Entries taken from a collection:
* * * * * * *

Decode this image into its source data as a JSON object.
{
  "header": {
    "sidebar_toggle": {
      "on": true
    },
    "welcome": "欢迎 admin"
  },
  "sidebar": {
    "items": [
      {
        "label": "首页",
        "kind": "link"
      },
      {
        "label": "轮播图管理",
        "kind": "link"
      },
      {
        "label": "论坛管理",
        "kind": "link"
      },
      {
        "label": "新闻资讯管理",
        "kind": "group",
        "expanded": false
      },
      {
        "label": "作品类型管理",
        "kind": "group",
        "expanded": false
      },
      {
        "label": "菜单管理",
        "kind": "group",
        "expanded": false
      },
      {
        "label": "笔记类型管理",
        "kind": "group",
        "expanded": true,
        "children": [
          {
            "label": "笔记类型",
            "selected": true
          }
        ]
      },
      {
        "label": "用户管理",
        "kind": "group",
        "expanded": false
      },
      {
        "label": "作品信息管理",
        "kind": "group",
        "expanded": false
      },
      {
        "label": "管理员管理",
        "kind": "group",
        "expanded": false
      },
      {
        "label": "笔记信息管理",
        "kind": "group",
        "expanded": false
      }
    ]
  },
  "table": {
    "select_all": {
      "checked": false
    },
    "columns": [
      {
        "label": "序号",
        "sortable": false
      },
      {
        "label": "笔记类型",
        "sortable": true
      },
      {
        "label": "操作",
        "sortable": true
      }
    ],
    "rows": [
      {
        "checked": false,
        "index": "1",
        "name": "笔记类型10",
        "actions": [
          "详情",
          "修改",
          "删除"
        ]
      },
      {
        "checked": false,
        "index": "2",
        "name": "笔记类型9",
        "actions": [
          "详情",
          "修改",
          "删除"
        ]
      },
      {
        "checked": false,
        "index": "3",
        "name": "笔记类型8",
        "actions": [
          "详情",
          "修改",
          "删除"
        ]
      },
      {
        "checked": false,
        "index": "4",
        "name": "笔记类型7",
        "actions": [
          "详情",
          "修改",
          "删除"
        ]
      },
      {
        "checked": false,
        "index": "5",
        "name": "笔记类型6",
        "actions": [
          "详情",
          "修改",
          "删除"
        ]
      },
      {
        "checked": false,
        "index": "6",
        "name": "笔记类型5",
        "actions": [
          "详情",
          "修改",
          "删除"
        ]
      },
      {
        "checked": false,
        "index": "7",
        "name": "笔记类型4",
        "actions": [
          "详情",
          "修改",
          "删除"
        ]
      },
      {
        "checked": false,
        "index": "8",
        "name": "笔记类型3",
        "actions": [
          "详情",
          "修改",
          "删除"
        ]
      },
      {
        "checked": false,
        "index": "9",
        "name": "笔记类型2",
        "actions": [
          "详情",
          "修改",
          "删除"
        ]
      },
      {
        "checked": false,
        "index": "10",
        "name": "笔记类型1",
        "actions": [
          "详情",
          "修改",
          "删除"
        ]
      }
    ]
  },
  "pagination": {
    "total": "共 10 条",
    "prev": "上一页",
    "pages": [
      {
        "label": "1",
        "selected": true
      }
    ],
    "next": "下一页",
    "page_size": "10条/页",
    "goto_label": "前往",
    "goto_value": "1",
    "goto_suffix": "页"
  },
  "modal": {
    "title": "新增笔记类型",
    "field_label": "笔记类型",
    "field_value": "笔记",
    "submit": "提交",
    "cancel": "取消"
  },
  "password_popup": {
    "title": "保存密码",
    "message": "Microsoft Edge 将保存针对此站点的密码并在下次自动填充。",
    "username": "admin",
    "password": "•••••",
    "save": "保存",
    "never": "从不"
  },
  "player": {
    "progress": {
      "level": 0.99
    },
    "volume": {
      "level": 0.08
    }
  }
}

* * * * * * *

WHAT TO DO: Restate the records, all of them, precisely as written.

THE RESPONSE:
Decode this image into its source data as a JSON object.
{
  "header": {
    "sidebar_toggle": {
      "on": true
    },
    "welcome": "欢迎 admin"
  },
  "sidebar": {
    "items": [
      {
        "label": "首页",
        "kind": "link"
      },
      {
        "label": "轮播图管理",
        "kind": "link"
      },
      {
        "label": "论坛管理",
        "kind": "link"
      },
      {
        "label": "新闻资讯管理",
        "kind": "group",
        "expanded": false
      },
      {
        "label": "作品类型管理",
        "kind": "group",
        "expanded": false
      },
      {
        "label": "菜单管理",
        "kind": "group",
        "expanded": false
      },
      {
        "label": "笔记类型管理",
        "kind": "group",
        "expanded": true,
        "children": [
          {
            "label": "笔记类型",
            "selected": true
          }
        ]
      },
      {
        "label": "用户管理",
        "kind": "group",
        "expanded": false
      },
      {
        "label": "作品信息管理",
        "kind": "group",
        "expanded": false
      },
      {
        "label": "管理员管理",
        "kind": "group",
        "expanded": false
      },
      {
        "label": "笔记信息管理",
        "kind": "group",
        "expanded": false
      }
    ]
  },
  "table": {
    "select_all": {
      "checked": false
    },
    "columns": [
      {
        "label": "序号",
        "sortable": false
      },
      {
        "label": "笔记类型",
        "sortable": true
      },
      {
        "label": "操作",
        "sortable": true
      }
    ],
    "rows": [
      {
        "checked": false,
        "index": "1",
        "name": "笔记类型10",
        "actions": [
          "详情",
          "修改",
          "删除"
        ]
      },
      {
        "checked": false,
        "index": "2",
        "name": "笔记类型9",
        "actions": [
          "详情",
          "修改",
          "删除"
        ]
      },
      {
        "checked": false,
        "index": "3",
        "name": "笔记类型8",
        "actions": [
          "详情",
          "修改",
          "删除"
        ]
      },
      {
        "checked": false,
        "index": "4",
        "name": "笔记类型7",
        "actions": [
          "详情",
          "修改",
          "删除"
        ]
      },
      {
        "checked": false,
        "index": "5",
        "name": "笔记类型6",
        "actions": [
          "详情",
          "修改",
          "删除"
        ]
      },
      {
        "checked": false,
        "index": "6",
        "name": "笔记类型5",
        "actions": [
          "详情",
          "修改",
          "删除"
        ]
      },
      {
        "checked": false,
        "index": "7",
        "name": "笔记类型4",
        "actions": [
          "详情",
          "修改",
          "删除"
        ]
      },
      {
        "checked": false,
        "index": "8",
        "name": "笔记类型3",
        "actions": [
          "详情",
          "修改",
          "删除"
        ]
      },
      {
        "checked": false,
        "index": "9",
        "name": "笔记类型2",
        "actions": [
          "详情",
          "修改",
          "删除"
        ]
      },
      {
        "checked": false,
        "index": "10",
        "name": "笔记类型1",
        "actions": [
          "详情",
          "修改",
          "删除"
        ]
      }
    ]
  },
  "pagination": {
    "total": "共 10 条",
    "prev": "上一页",
    "pages": [
      {
        "label": "1",
        "selected": true
      }
    ],
    "next": "下一页",
    "page_size": "10条/页",
    "goto_label": "前往",
    "goto_value": "1",
    "goto_suffix": "页"
  },
  "modal": {
    "title": "新增笔记类型",
    "field_label": "笔记类型",
    "field_value": "笔记",
    "submit": "提交",
    "cancel": "取消"
  },
  "password_popup": {
    "title": "保存密码",
    "message": "Microsoft Edge 将保存针对此站点的密码并在下次自动填充。",
    "username": "admin",
    "password": "•••••",
    "save": "保存",
    "never": "从不"
  },
  "player": {
    "progress": {
      "level": 0.99
    },
    "volume": {
      "level": 0.08
    }
  }
}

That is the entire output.